- WRITTEN INSTRUCTION:
Scan the listing that follows and report how many lines contain "Salesforce". Write the number alone.
-------- SUPPLIED DATA --------
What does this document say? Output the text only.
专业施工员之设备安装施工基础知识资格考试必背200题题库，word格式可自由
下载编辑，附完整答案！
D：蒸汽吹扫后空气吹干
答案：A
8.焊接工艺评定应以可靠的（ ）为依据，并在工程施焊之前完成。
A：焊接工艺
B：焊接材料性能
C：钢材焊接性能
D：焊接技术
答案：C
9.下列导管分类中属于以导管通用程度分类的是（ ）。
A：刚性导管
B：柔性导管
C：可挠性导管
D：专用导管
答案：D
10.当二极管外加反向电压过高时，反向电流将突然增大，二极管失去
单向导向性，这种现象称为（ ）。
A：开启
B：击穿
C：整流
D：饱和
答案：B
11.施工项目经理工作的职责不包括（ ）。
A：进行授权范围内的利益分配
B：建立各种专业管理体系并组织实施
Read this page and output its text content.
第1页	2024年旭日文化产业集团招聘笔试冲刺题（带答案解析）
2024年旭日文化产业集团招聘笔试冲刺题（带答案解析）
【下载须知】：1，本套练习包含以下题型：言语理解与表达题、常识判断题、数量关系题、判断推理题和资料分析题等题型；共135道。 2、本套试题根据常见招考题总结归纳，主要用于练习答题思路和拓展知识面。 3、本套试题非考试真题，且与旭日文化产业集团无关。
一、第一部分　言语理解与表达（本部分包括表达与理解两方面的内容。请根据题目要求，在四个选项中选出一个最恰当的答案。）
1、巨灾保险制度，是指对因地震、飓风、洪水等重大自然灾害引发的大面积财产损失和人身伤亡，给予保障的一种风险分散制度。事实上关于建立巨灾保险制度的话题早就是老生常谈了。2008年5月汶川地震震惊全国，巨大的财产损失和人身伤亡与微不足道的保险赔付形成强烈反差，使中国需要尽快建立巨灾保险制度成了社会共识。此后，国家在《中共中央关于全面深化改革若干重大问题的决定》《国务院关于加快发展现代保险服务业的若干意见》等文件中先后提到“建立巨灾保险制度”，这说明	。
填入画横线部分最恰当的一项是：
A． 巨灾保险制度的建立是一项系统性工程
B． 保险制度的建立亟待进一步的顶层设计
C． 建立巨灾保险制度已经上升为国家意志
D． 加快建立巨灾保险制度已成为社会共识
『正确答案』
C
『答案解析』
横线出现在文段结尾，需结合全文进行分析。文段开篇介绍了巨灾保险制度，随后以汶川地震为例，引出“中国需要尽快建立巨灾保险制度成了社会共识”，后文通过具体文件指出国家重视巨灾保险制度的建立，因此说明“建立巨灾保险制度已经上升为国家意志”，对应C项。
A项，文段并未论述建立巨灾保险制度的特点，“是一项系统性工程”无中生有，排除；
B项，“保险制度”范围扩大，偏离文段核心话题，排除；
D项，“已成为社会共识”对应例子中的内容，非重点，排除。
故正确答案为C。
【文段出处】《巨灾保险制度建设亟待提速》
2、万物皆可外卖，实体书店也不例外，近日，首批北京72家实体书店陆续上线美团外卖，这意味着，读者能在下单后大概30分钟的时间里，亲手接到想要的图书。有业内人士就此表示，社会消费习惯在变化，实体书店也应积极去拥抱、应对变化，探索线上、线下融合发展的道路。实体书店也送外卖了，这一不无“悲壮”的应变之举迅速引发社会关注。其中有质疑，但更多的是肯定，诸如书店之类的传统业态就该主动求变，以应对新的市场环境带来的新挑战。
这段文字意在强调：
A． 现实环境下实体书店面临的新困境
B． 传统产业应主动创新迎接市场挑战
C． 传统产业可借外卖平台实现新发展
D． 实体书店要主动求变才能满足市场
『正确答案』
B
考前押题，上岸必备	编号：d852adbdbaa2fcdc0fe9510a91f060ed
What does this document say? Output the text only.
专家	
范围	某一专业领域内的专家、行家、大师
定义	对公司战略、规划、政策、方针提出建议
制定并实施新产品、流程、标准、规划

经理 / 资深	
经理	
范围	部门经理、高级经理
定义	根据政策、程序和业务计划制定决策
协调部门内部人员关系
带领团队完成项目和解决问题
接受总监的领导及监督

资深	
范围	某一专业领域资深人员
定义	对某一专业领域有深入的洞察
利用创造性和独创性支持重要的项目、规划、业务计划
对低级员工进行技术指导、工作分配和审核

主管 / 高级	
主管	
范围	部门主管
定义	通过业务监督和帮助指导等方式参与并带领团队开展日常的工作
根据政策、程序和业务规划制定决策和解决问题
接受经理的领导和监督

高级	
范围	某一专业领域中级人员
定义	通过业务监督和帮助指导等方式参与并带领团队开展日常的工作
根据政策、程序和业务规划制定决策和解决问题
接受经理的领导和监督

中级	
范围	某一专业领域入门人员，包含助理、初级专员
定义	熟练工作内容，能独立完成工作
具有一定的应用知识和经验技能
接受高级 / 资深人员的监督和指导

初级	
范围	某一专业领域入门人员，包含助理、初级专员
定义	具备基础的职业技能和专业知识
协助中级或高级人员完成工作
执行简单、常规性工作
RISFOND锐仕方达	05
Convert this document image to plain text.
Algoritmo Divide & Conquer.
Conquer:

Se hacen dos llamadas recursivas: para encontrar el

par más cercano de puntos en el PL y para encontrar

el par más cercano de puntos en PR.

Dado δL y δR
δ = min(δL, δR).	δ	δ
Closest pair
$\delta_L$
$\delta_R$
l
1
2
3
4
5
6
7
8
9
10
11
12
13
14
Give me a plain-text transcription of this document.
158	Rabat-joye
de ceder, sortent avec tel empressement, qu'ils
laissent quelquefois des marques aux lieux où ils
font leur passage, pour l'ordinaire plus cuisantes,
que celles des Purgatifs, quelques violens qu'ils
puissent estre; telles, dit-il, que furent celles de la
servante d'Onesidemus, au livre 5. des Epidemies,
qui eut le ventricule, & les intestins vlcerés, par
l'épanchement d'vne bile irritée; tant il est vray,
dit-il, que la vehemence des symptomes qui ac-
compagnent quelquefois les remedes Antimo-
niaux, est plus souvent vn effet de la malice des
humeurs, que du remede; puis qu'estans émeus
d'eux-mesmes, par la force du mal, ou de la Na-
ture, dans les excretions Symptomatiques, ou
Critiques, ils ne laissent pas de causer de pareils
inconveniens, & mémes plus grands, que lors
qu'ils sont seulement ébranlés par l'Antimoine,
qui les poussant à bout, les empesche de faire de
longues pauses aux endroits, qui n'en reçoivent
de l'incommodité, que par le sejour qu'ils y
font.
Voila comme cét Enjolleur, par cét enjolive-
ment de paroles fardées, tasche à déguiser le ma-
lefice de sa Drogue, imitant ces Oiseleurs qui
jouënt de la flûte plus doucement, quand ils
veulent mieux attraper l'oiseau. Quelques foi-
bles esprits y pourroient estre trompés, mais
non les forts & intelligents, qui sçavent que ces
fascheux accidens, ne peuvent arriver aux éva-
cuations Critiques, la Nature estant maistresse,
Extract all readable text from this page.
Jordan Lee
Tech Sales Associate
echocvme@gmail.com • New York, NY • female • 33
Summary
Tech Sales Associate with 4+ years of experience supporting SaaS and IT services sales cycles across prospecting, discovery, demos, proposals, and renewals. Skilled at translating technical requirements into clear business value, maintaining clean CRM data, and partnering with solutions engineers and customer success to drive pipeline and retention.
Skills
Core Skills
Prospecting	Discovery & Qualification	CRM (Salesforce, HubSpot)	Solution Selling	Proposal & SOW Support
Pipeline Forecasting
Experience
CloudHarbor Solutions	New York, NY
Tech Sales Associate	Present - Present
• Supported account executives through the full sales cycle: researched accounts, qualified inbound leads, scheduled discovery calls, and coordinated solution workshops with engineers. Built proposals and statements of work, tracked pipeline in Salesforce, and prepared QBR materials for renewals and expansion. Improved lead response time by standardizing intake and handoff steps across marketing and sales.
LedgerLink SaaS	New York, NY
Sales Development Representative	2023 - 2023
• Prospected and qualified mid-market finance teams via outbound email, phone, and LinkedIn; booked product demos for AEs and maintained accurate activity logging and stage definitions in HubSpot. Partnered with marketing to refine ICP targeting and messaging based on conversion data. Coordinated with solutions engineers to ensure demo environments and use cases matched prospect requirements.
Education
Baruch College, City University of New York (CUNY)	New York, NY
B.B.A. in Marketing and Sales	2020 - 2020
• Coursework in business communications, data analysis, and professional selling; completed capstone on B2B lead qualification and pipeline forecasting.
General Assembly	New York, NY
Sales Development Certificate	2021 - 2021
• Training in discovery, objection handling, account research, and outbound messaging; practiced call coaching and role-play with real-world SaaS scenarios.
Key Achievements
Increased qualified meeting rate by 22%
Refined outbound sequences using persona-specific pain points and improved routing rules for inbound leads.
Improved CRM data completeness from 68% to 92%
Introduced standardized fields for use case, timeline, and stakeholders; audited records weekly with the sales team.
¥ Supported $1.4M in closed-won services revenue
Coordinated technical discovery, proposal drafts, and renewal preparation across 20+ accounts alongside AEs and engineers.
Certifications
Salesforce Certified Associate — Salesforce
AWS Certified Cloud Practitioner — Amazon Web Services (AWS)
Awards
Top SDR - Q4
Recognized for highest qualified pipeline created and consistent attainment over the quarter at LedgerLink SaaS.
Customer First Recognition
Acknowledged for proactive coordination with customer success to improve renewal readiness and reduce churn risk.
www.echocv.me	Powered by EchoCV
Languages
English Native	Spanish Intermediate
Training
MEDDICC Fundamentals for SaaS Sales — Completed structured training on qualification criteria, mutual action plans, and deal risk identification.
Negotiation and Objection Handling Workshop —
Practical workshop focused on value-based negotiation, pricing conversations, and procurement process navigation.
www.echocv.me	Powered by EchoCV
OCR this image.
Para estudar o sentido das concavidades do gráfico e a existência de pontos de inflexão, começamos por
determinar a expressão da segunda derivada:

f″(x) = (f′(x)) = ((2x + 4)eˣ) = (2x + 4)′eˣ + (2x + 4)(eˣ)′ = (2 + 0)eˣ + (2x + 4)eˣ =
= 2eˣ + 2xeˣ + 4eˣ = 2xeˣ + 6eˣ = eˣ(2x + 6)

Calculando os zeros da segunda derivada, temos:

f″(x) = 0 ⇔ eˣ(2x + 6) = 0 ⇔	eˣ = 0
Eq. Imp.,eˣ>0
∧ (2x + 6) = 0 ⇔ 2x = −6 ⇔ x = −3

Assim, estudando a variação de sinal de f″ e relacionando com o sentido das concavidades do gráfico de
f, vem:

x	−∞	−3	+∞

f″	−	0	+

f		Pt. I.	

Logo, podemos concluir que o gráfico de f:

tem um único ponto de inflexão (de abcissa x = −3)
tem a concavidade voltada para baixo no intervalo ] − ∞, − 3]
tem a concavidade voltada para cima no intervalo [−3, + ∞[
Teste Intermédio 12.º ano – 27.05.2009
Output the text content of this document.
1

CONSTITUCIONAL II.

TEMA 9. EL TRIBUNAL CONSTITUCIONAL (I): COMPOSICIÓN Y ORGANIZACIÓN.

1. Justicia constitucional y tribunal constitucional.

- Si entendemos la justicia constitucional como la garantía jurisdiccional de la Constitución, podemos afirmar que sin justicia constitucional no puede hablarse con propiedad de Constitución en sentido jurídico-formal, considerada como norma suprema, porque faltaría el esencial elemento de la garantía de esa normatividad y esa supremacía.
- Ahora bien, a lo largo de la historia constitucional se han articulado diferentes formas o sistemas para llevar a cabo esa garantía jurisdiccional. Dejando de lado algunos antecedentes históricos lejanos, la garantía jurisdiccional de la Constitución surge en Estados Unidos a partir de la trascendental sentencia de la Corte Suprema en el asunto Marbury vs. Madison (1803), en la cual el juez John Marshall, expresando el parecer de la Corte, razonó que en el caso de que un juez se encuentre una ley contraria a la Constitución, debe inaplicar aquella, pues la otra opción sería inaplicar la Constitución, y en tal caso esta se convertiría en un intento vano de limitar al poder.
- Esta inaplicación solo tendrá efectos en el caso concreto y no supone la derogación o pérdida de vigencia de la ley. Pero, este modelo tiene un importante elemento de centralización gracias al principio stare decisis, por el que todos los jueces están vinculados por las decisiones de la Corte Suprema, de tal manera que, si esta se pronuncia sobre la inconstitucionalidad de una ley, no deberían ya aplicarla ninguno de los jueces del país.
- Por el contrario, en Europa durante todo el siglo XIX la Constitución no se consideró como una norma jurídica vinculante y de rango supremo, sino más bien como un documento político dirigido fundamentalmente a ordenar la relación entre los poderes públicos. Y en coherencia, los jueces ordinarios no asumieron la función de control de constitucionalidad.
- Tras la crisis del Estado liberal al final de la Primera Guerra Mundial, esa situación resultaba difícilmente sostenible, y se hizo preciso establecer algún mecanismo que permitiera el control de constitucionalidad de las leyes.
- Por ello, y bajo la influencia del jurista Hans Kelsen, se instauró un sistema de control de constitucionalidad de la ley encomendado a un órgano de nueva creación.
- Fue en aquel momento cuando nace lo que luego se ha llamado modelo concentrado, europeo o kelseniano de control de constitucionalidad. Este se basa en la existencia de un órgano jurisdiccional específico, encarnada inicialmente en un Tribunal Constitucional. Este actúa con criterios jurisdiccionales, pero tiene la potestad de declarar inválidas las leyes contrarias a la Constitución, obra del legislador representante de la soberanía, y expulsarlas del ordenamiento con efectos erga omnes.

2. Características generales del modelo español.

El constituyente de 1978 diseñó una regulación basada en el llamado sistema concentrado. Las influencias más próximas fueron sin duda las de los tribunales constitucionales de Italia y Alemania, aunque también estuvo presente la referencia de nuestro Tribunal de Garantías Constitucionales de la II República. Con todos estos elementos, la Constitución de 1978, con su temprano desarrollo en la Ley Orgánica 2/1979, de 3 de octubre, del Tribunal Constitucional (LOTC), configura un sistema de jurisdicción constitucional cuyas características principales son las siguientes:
--------
- RESULT FOR THIS TASK:
3